=== Data for processing ===

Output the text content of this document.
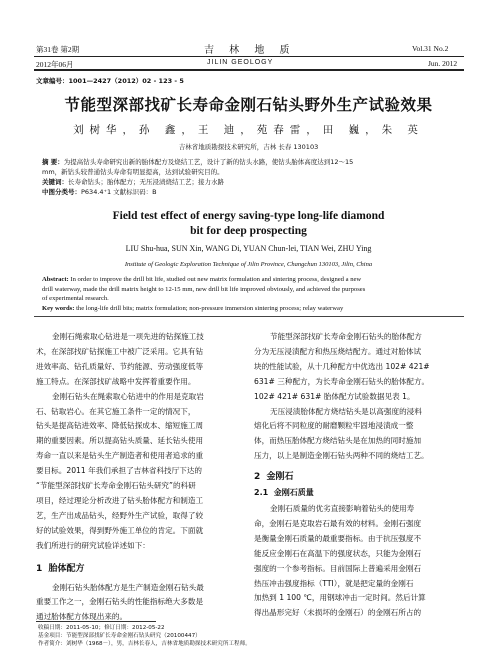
第31卷 第2期	吉 林 地 质	Vol.31 No.2
2012年06月	JILIN GEOLOGY	Jun. 2012
文章编号：1001—2427（2012）02 - 123 - 5
节能型深部找矿长寿命金刚石钻头野外生产试验效果
刘树华，孙 鑫，王 迪，苑春雷，田 巍，朱 英
吉林省地质勘探技术研究所，吉林 长春 130103
摘 要：为提高钻头寿命研究出新的胎体配方及烧结工艺，设计了新的钻头水路，使钻头胎体高度达到12～15
mm，新钻头较普通钻头寿命有明显提高，达到试验研究目的。
关键词：长寿命钻头；胎体配方；无压浸渍烧结工艺；接力水路
中图分类号：P634.4⁺1 文献标识码：B
Field test effect of energy saving-type long-life diamond
bit for deep prospecting
LIU Shu-hua, SUN Xin, WANG Di, YUAN Chun-lei, TIAN Wei, ZHU Ying
Institute of Geologic Exploration Technique of Jilin Province, Changchun 130103, Jilin, China
Abstract: In order to improve the drill bit life, studied out new matrix formulation and sintering process, designed a new
drill waterway, made the drill matrix height to 12-15 mm, new drill bit life improved obviously, and achieved the purposes
of experimental research.
Key words: the long-life drill bits; matrix formulation; non-pressure immersion sintering process; relay waterway

金刚石绳索取心钻进是一项先进的钻探施工技

术，在深部找矿钻探施工中被广泛采用。它具有钻

进效率高、钻孔质量好、节约能源、劳动强度低等

施工特点。在深部找矿战略中发挥着重要作用。

金刚石钻头在绳索取心钻进中的作用是克取岩

石、钻取岩心。在其它施工条件一定的情况下，

钻头是提高钻进效率、降低钻探成本、缩短施工周

期的重要因素。所以提高钻头质量、延长钻头使用

寿命一直以来是钻头生产制造者和使用者追求的重

要目标。2011 年我们承担了吉林省科技厅下达的

“节能型深部找矿长寿命金刚石钻头研究”的科研

项目，经过理论分析改进了钻头胎体配方和制造工

艺，生产出成品钻头，经野外生产试验，取得了较

好的试验效果，得到野外施工单位的肯定。下面就

我们所进行的研究试验详述如下：

1 胎体配方

金刚石钻头胎体配方是生产制造金刚石钻头最

重要工作之一，金刚石钻头的性能指标绝大多数是

通过胎体配方体现出来的。

节能型深部找矿长寿命金刚石钻头的胎体配方

分为无压浸渍配方和热压烧结配方。通过对胎体试

块的性能试验，从十几种配方中优选出 102# 421#

631# 三种配方，为长寿命金刚石钻头的胎体配方。

102# 421# 631# 胎体配方试验数据见表 1。

无压浸渍胎体配方烧结钻头是以高强度的浸料

熔化后将不同粒度的耐磨颗粒牢固地浸渍成一整

体，而热压胎体配方烧结钻头是在加热的同时施加

压力，以上是制造金刚石钻头两种不同的烧结工艺。

2 金刚石
2.1 金刚石质量

金刚石质量的优劣直接影响着钻头的使用寿

命，金刚石是克取岩石最有效的材料。金刚石强度

是衡量金刚石质量的最重要指标。由于抗压强度不

能反应金刚石在高温下的强度状态，只能为金刚石

强度的一个参考指标。目前国际上普遍采用金刚石

热压冲击强度指标（TTI），就是把定量的金刚石

加热到 1 100 ℃，用钢球冲击一定时间。然后计算

得出晶形完好（未损坏的金刚石）的金刚石所占的

收稿日期：2011-05-10；修订日期：2012-05-22
基金项目：节能型深部找矿长寿命金刚石钻头研究（20100447）
作者简介：刘树华（1968－），男，吉林长春人，吉林省地质勘探技术研究所工程师。
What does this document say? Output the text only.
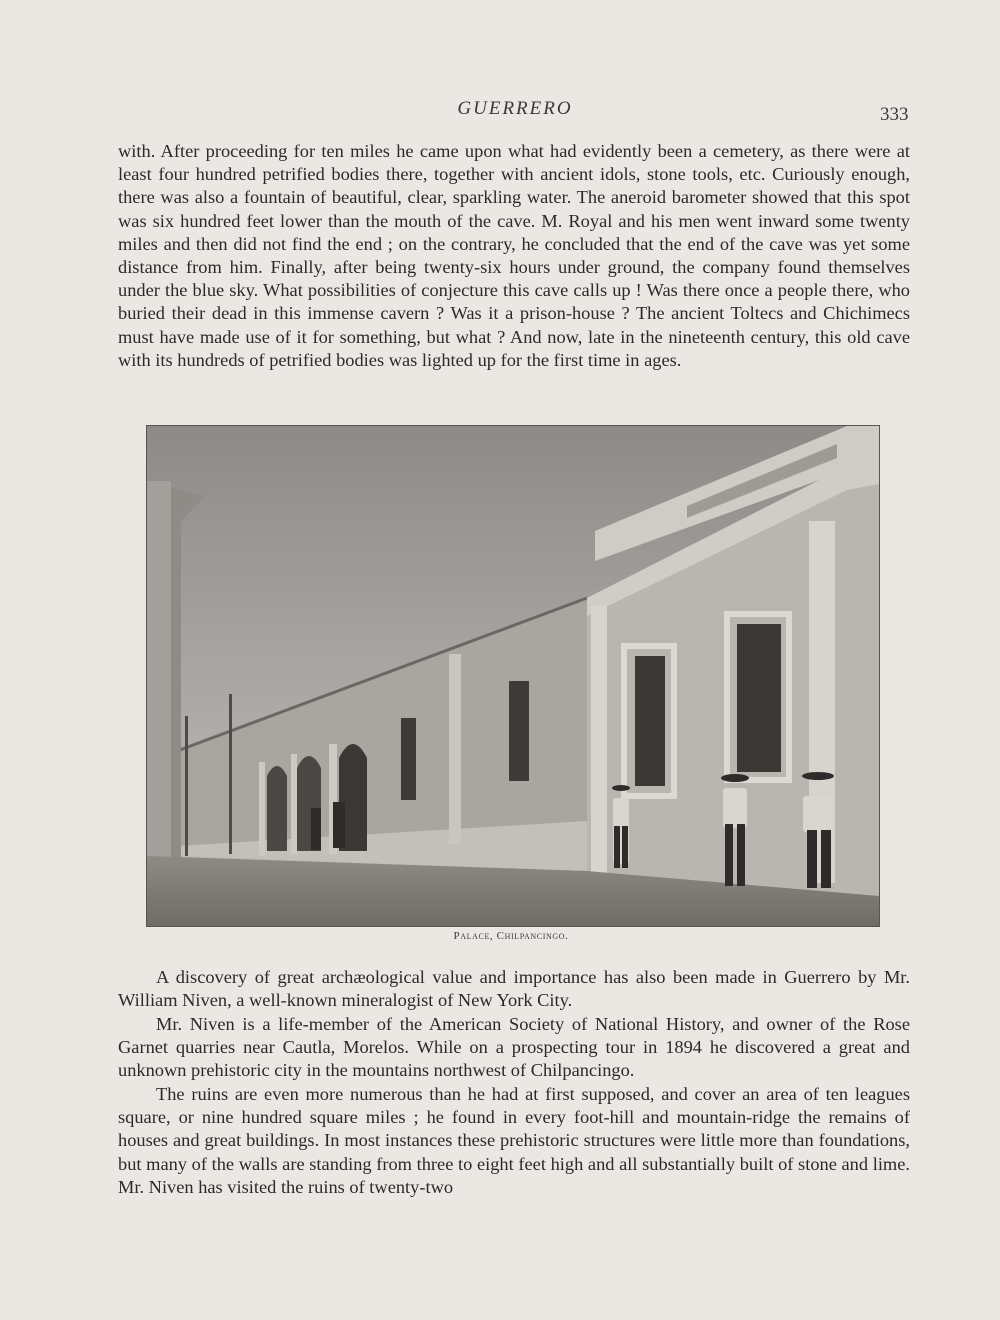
GUERRERO	333

with. After proceeding for ten miles he came upon what had evidently been a cemetery, as there were at least four hundred petrified bodies there, together with ancient idols, stone tools, etc. Curiously enough, there was also a fountain of beautiful, clear, sparkling water. The aneroid barometer showed that this spot was six hundred feet lower than the mouth of the cave. M. Royal and his men went inward some twenty miles and then did not find the end ; on the contrary, he concluded that the end of the cave was yet some distance from him. Finally, after being twenty-six hours under ground, the company found themselves under the blue sky. What possibilities of conjecture this cave calls up ! Was there once a people there, who buried their dead in this immense cavern ? Was it a prison-house ? The ancient Toltecs and Chichimecs must have made use of it for something, but what ? And now, late in the nineteenth century, this old cave with its hundreds of petrified bodies was lighted up for the first time in ages.

Palace, Chilpancingo.

A discovery of great archæological value and importance has also been made in Guerrero by Mr. William Niven, a well-known mineralogist of New York City.

Mr. Niven is a life-member of the American Society of National History, and owner of the Rose Garnet quarries near Cautla, Morelos. While on a prospecting tour in 1894 he discovered a great and unknown prehistoric city in the mountains northwest of Chilpancingo.

The ruins are even more numerous than he had at first supposed, and cover an area of ten leagues square, or nine hundred square miles ; he found in every foot-hill and mountain-ridge the remains of houses and great buildings. In most instances these prehistoric structures were little more than foundations, but many of the walls are standing from three to eight feet high and all substantially built of stone and lime. Mr. Niven has visited the ruins of twenty-two
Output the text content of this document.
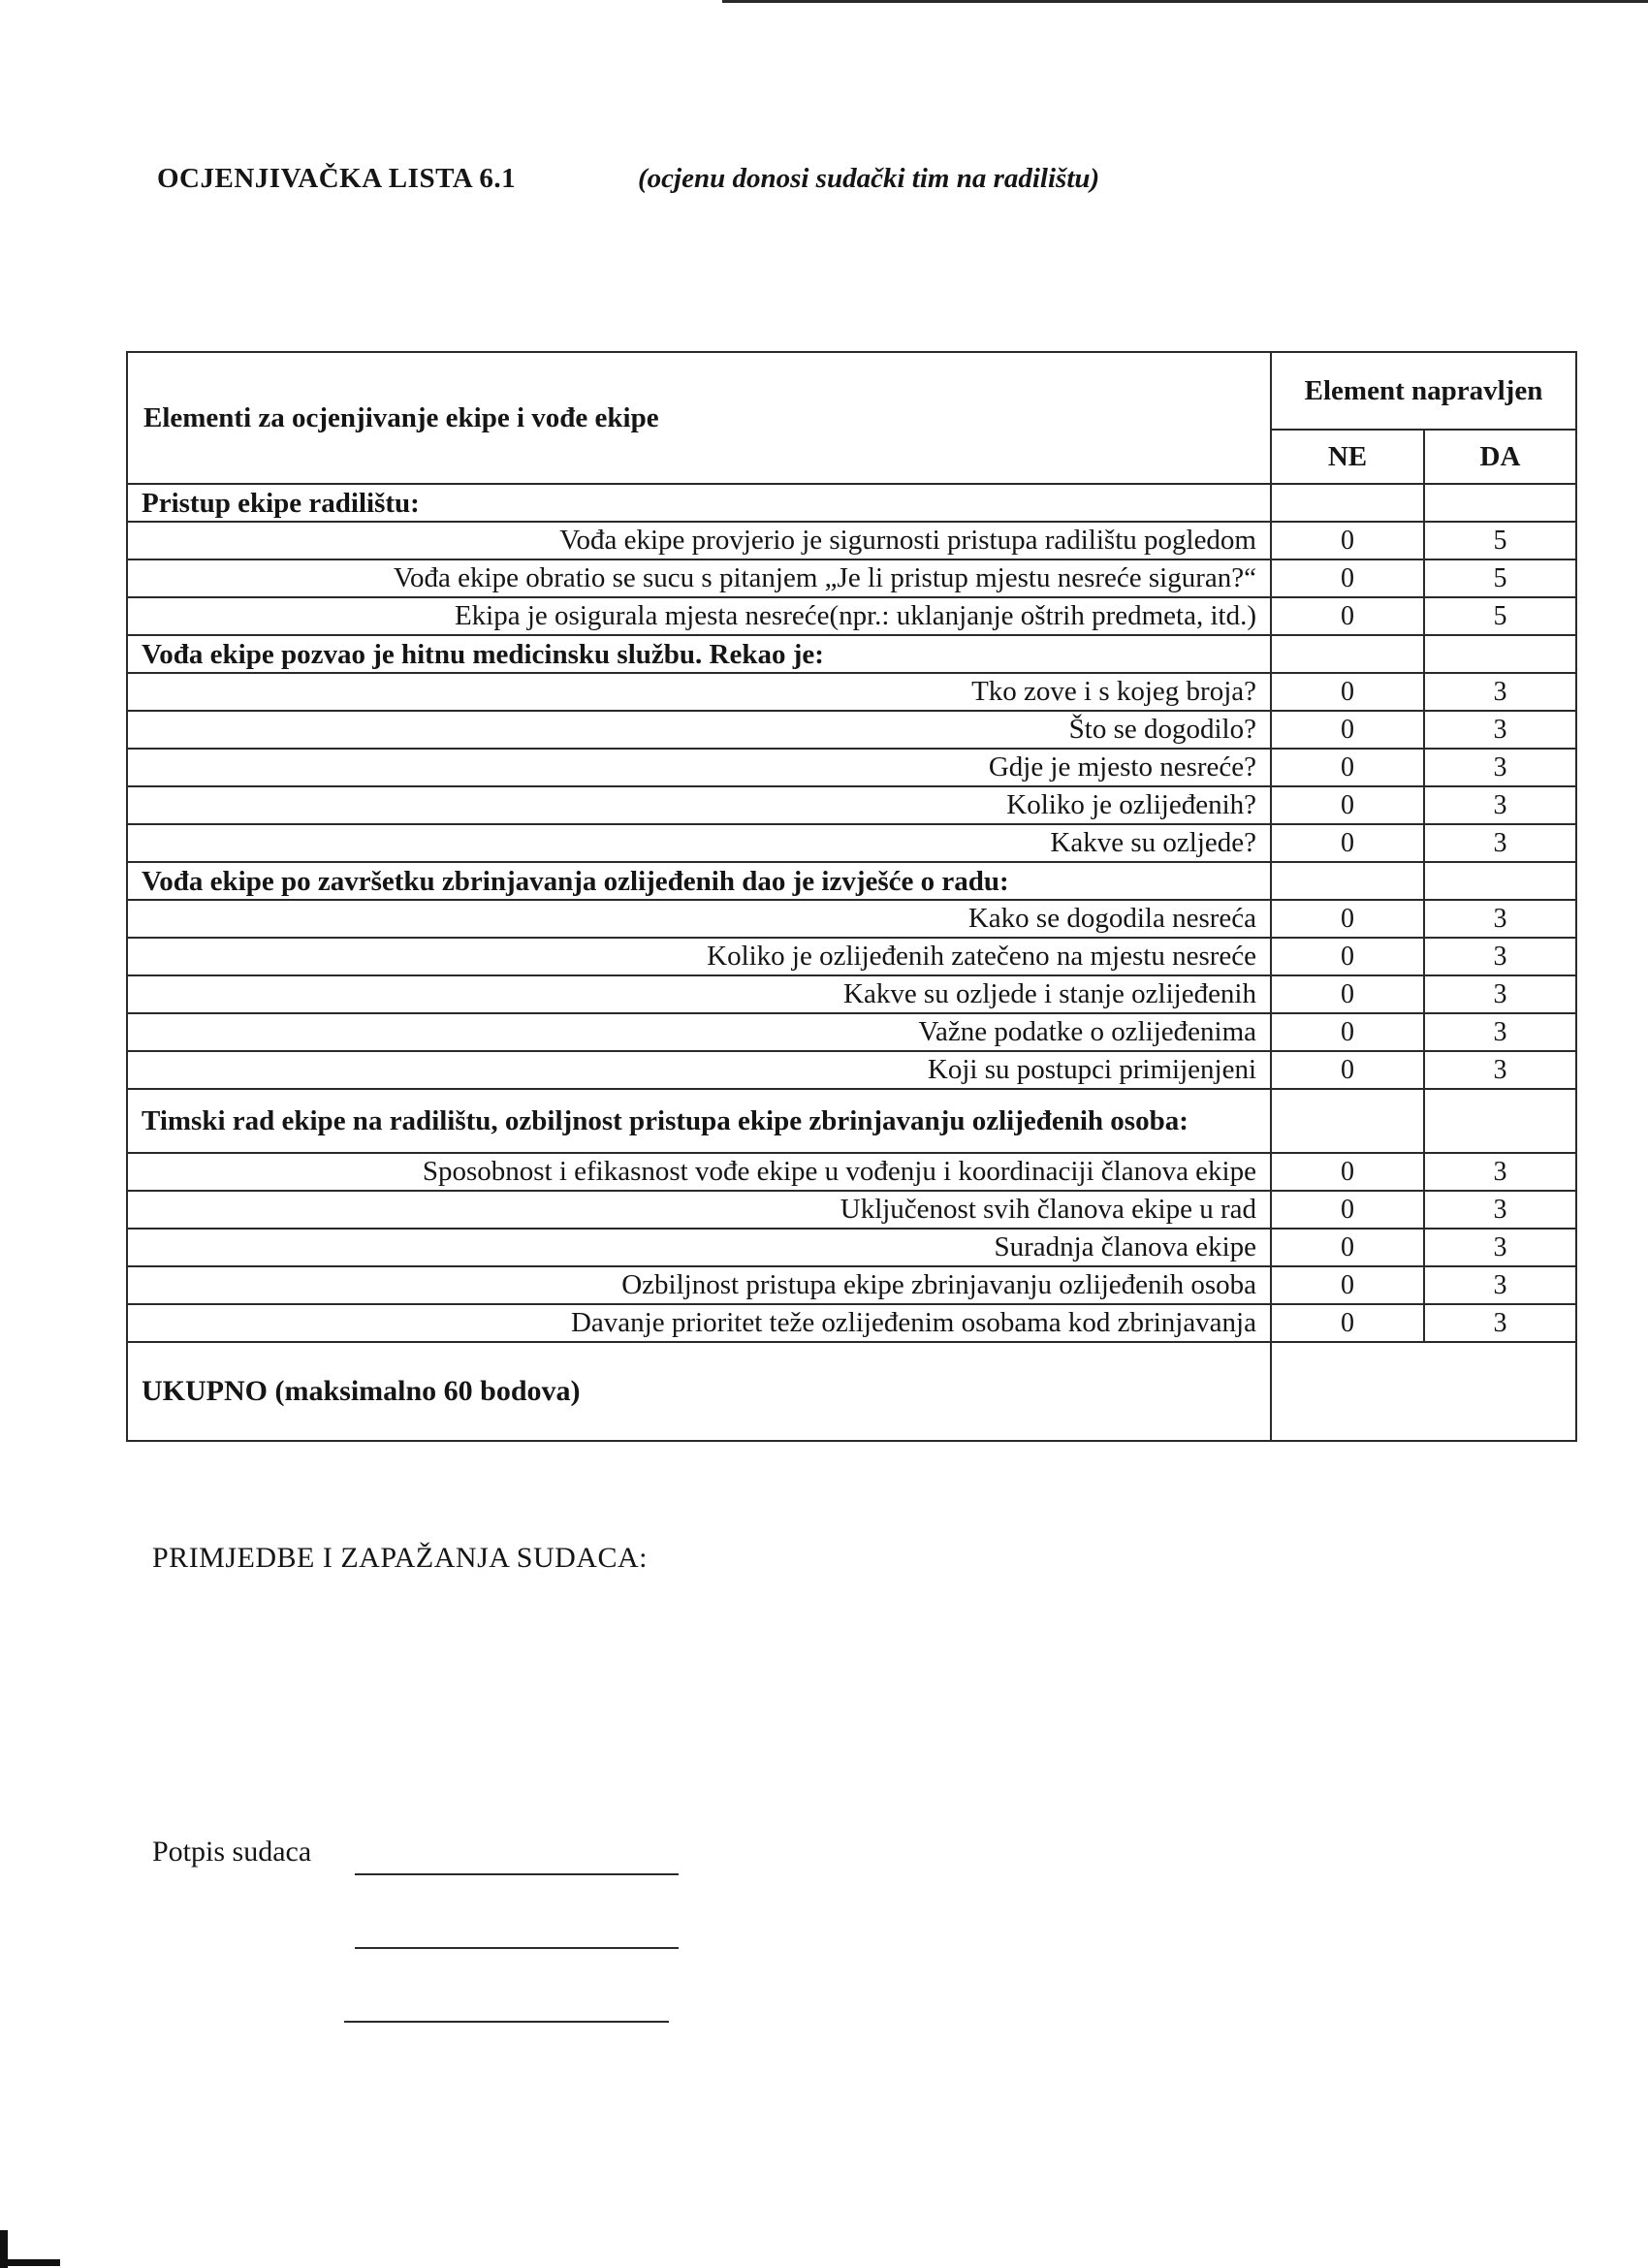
OCJENJIVAČKA LISTA 6.1	(ocjenu donosi sudački tim na radilištu)
Elementi za ocjenjivanje ekipe i vođe ekipe	Element napravljen	
	NE	DA
Pristup ekipe radilištu:		
Vođa ekipe provjerio je sigurnosti pristupa radilištu pogledom	0	5
Vođa ekipe obratio se sucu s pitanjem „Je li pristup mjestu nesreće siguran?“	0	5
Ekipa je osigurala mjesta nesreće(npr.: uklanjanje oštrih predmeta, itd.)	0	5
Vođa ekipe pozvao je hitnu medicinsku službu. Rekao je:		
Tko zove i s kojeg broja?	0	3
Što se dogodilo?	0	3
Gdje je mjesto nesreće?	0	3
Koliko je ozlijeđenih?	0	3
Kakve su ozljede?	0	3
Vođa ekipe po završetku zbrinjavanja ozlijeđenih dao je izvješće o radu:		
Kako se dogodila nesreća	0	3
Koliko je ozlijeđenih zatečeno na mjestu nesreće	0	3
Kakve su ozljede i stanje ozlijeđenih	0	3
Važne podatke o ozlijeđenima	0	3
Koji su postupci primijenjeni	0	3
Timski rad ekipe na radilištu, ozbiljnost pristupa ekipe zbrinjavanju ozlijeđenih osoba:		
Sposobnost i efikasnost vođe ekipe u vođenju i koordinaciji članova ekipe	0	3
Uključenost svih članova ekipe u rad	0	3
Suradnja članova ekipe	0	3
Ozbiljnost pristupa ekipe zbrinjavanju ozlijeđenih osoba	0	3
Davanje prioritet teže ozlijeđenim osobama kod zbrinjavanja	0	3
UKUPNO (maksimalno 60 bodova)		
PRIMJEDBE I ZAPAŽANJA SUDACA:
Potpis sudaca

===

## Description of the task
Repeat the material above in full and exactly, apart from the pictures.

## The completed task
Output the text content of this document.
第31卷 第2期	吉 林 地 质	Vol.31 No.2
2012年06月	JILIN GEOLOGY	Jun. 2012
文章编号：1001—2427（2012）02 - 123 - 5
节能型深部找矿长寿命金刚石钻头野外生产试验效果
刘树华，孙 鑫，王 迪，苑春雷，田 巍，朱 英
吉林省地质勘探技术研究所，吉林 长春 130103
摘 要：为提高钻头寿命研究出新的胎体配方及烧结工艺，设计了新的钻头水路，使钻头胎体高度达到12～15
mm，新钻头较普通钻头寿命有明显提高，达到试验研究目的。
关键词：长寿命钻头；胎体配方；无压浸渍烧结工艺；接力水路
中图分类号：P634.4⁺1 文献标识码：B
Field test effect of energy saving-type long-life diamond
bit for deep prospecting
LIU Shu-hua, SUN Xin, WANG Di, YUAN Chun-lei, TIAN Wei, ZHU Ying
Institute of Geologic Exploration Technique of Jilin Province, Changchun 130103, Jilin, China
Abstract: In order to improve the drill bit life, studied out new matrix formulation and sintering process, designed a new
drill waterway, made the drill matrix height to 12-15 mm, new drill bit life improved obviously, and achieved the purposes
of experimental research.
Key words: the long-life drill bits; matrix formulation; non-pressure immersion sintering process; relay waterway

金刚石绳索取心钻进是一项先进的钻探施工技

术，在深部找矿钻探施工中被广泛采用。它具有钻

进效率高、钻孔质量好、节约能源、劳动强度低等

施工特点。在深部找矿战略中发挥着重要作用。

金刚石钻头在绳索取心钻进中的作用是克取岩

石、钻取岩心。在其它施工条件一定的情况下，

钻头是提高钻进效率、降低钻探成本、缩短施工周

期的重要因素。所以提高钻头质量、延长钻头使用

寿命一直以来是钻头生产制造者和使用者追求的重

要目标。2011 年我们承担了吉林省科技厅下达的

“节能型深部找矿长寿命金刚石钻头研究”的科研

项目，经过理论分析改进了钻头胎体配方和制造工

艺，生产出成品钻头，经野外生产试验，取得了较

好的试验效果，得到野外施工单位的肯定。下面就

我们所进行的研究试验详述如下：

1 胎体配方

金刚石钻头胎体配方是生产制造金刚石钻头最

重要工作之一，金刚石钻头的性能指标绝大多数是

通过胎体配方体现出来的。

节能型深部找矿长寿命金刚石钻头的胎体配方

分为无压浸渍配方和热压烧结配方。通过对胎体试

块的性能试验，从十几种配方中优选出 102# 421#

631# 三种配方，为长寿命金刚石钻头的胎体配方。

102# 421# 631# 胎体配方试验数据见表 1。

无压浸渍胎体配方烧结钻头是以高强度的浸料

熔化后将不同粒度的耐磨颗粒牢固地浸渍成一整

体，而热压胎体配方烧结钻头是在加热的同时施加

压力，以上是制造金刚石钻头两种不同的烧结工艺。

2 金刚石
2.1 金刚石质量

金刚石质量的优劣直接影响着钻头的使用寿

命，金刚石是克取岩石最有效的材料。金刚石强度

是衡量金刚石质量的最重要指标。由于抗压强度不

能反应金刚石在高温下的强度状态，只能为金刚石

强度的一个参考指标。目前国际上普遍采用金刚石

热压冲击强度指标（TTI），就是把定量的金刚石

加热到 1 100 ℃，用钢球冲击一定时间。然后计算

得出晶形完好（未损坏的金刚石）的金刚石所占的

收稿日期：2011-05-10；修订日期：2012-05-22
基金项目：节能型深部找矿长寿命金刚石钻头研究（20100447）
作者简介：刘树华（1968－），男，吉林长春人，吉林省地质勘探技术研究所工程师。
What does this document say? Output the text only.
GUERRERO	333

with. After proceeding for ten miles he came upon what had evidently been a cemetery, as there were at least four hundred petrified bodies there, together with ancient idols, stone tools, etc. Curiously enough, there was also a fountain of beautiful, clear, sparkling water. The aneroid barometer showed that this spot was six hundred feet lower than the mouth of the cave. M. Royal and his men went inward some twenty miles and then did not find the end ; on the contrary, he concluded that the end of the cave was yet some distance from him. Finally, after being twenty-six hours under ground, the company found themselves under the blue sky. What possibilities of conjecture this cave calls up ! Was there once a people there, who buried their dead in this immense cavern ? Was it a prison-house ? The ancient Toltecs and Chichimecs must have made use of it for something, but what ? And now, late in the nineteenth century, this old cave with its hundreds of petrified bodies was lighted up for the first time in ages.

Palace, Chilpancingo.

A discovery of great archæological value and importance has also been made in Guerrero by Mr. William Niven, a well-known mineralogist of New York City.

Mr. Niven is a life-member of the American Society of National History, and owner of the Rose Garnet quarries near Cautla, Morelos. While on a prospecting tour in 1894 he discovered a great and unknown prehistoric city in the mountains northwest of Chilpancingo.

The ruins are even more numerous than he had at first supposed, and cover an area of ten leagues square, or nine hundred square miles ; he found in every foot-hill and mountain-ridge the remains of houses and great buildings. In most instances these prehistoric structures were little more than foundations, but many of the walls are standing from three to eight feet high and all substantially built of stone and lime. Mr. Niven has visited the ruins of twenty-two
Output the text content of this document.
OCJENJIVAČKA LISTA 6.1	(ocjenu donosi sudački tim na radilištu)
Elementi za ocjenjivanje ekipe i vođe ekipe	Element napravljen	
	NE	DA
Pristup ekipe radilištu:		
Vođa ekipe provjerio je sigurnosti pristupa radilištu pogledom	0	5
Vođa ekipe obratio se sucu s pitanjem „Je li pristup mjestu nesreće siguran?“	0	5
Ekipa je osigurala mjesta nesreće(npr.: uklanjanje oštrih predmeta, itd.)	0	5
Vođa ekipe pozvao je hitnu medicinsku službu. Rekao je:		
Tko zove i s kojeg broja?	0	3
Što se dogodilo?	0	3
Gdje je mjesto nesreće?	0	3
Koliko je ozlijeđenih?	0	3
Kakve su ozljede?	0	3
Vođa ekipe po završetku zbrinjavanja ozlijeđenih dao je izvješće o radu:		
Kako se dogodila nesreća	0	3
Koliko je ozlijeđenih zatečeno na mjestu nesreće	0	3
Kakve su ozljede i stanje ozlijeđenih	0	3
Važne podatke o ozlijeđenima	0	3
Koji su postupci primijenjeni	0	3
Timski rad ekipe na radilištu, ozbiljnost pristupa ekipe zbrinjavanju ozlijeđenih osoba:		
Sposobnost i efikasnost vođe ekipe u vođenju i koordinaciji članova ekipe	0	3
Uključenost svih članova ekipe u rad	0	3
Suradnja članova ekipe	0	3
Ozbiljnost pristupa ekipe zbrinjavanju ozlijeđenih osoba	0	3
Davanje prioritet teže ozlijeđenim osobama kod zbrinjavanja	0	3
UKUPNO (maksimalno 60 bodova)		
PRIMJEDBE I ZAPAŽANJA SUDACA:
Potpis sudaca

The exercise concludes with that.